* _Directions for this task_
Check each line of the records below and collect those that include the word "ylabel".

* _Listed records_
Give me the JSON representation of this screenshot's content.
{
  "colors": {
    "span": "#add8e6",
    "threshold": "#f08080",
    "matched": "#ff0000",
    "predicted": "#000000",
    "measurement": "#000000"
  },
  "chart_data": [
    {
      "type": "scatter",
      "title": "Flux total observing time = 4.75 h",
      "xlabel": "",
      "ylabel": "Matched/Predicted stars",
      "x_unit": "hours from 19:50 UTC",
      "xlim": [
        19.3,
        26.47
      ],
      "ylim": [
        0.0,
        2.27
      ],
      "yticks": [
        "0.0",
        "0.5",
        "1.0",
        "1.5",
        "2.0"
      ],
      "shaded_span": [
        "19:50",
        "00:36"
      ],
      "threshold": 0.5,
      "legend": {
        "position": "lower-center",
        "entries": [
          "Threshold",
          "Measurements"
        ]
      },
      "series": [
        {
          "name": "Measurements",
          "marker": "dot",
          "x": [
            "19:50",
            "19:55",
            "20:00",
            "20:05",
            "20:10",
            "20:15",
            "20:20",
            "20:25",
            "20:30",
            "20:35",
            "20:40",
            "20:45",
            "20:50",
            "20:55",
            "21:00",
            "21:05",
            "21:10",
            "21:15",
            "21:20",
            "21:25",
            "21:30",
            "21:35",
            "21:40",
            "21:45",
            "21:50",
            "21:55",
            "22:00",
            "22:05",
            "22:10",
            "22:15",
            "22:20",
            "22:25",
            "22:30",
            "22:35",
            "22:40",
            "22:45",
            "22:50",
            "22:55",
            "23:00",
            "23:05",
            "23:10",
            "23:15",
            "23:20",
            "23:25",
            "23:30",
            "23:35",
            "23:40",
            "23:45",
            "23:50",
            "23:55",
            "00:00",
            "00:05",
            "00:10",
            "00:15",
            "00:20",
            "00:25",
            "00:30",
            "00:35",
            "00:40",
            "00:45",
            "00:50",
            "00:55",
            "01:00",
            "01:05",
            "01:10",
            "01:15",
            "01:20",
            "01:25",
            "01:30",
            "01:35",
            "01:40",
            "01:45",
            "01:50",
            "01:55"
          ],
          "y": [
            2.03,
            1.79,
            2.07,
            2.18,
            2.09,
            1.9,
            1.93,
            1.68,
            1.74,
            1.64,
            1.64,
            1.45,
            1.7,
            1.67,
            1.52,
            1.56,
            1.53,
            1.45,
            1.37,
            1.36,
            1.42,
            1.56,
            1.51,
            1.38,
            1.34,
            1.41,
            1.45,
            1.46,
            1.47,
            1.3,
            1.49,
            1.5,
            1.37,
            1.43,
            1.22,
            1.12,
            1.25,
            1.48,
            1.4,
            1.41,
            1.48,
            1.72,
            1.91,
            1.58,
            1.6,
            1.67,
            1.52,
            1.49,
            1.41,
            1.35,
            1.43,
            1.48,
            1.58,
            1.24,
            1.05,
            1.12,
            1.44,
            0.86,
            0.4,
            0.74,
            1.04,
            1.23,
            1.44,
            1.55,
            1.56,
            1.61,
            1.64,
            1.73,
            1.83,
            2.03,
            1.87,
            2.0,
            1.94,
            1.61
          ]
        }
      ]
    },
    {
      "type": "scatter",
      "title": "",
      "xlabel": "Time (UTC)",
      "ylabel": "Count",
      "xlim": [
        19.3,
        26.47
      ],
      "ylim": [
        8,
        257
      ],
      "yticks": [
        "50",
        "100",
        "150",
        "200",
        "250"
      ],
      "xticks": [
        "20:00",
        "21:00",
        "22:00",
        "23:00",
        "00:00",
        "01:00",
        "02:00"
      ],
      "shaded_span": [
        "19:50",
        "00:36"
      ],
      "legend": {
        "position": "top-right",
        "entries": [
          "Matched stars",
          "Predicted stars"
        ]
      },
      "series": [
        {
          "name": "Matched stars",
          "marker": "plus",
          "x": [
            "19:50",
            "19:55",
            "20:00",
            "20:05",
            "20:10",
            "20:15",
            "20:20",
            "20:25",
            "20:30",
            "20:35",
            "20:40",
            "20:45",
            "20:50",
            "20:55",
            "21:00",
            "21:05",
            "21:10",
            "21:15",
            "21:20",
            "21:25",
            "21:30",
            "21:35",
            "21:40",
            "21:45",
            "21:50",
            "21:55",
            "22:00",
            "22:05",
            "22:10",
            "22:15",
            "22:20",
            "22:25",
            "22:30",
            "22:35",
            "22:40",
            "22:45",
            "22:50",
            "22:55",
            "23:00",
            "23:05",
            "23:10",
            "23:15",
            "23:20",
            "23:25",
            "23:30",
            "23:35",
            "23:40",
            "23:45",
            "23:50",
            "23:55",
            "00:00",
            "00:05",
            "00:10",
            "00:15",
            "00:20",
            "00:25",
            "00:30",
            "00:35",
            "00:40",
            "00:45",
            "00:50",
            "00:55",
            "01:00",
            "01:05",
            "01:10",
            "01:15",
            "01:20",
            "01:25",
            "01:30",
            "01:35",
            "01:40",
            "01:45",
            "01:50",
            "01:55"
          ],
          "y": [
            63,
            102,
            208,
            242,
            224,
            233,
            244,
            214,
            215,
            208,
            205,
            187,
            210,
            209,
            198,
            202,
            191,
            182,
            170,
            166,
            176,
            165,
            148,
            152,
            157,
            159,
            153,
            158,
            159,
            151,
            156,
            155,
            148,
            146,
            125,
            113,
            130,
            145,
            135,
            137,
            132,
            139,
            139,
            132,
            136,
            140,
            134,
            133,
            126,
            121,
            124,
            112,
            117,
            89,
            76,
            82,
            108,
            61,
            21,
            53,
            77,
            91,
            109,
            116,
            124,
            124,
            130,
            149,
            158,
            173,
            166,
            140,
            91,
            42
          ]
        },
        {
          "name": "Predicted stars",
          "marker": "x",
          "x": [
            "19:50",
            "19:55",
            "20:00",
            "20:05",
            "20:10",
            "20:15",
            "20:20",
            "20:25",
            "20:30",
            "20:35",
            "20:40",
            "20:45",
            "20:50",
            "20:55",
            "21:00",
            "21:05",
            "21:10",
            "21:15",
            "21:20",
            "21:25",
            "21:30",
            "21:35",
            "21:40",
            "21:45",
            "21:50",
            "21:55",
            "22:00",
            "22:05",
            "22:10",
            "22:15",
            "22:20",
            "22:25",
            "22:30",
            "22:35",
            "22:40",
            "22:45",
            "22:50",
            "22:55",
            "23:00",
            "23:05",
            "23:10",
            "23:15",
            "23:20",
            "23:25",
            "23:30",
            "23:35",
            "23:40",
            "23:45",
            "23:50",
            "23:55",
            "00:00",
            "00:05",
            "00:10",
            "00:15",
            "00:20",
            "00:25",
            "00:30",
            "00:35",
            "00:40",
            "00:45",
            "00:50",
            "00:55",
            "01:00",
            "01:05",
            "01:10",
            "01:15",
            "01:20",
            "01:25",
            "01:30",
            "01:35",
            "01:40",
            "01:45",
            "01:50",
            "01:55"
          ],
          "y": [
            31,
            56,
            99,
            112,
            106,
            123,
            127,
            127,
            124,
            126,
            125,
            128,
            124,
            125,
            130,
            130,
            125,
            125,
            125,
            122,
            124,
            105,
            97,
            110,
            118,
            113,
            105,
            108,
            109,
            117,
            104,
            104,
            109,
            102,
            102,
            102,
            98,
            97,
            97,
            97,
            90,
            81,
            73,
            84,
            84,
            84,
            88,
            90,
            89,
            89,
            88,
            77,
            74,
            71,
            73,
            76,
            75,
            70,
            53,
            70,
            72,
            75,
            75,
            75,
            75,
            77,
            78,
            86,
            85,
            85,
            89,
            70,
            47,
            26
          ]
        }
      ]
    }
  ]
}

* _Written response_
      "ylabel": "Matched/Predicted stars",
      "ylabel": "Count",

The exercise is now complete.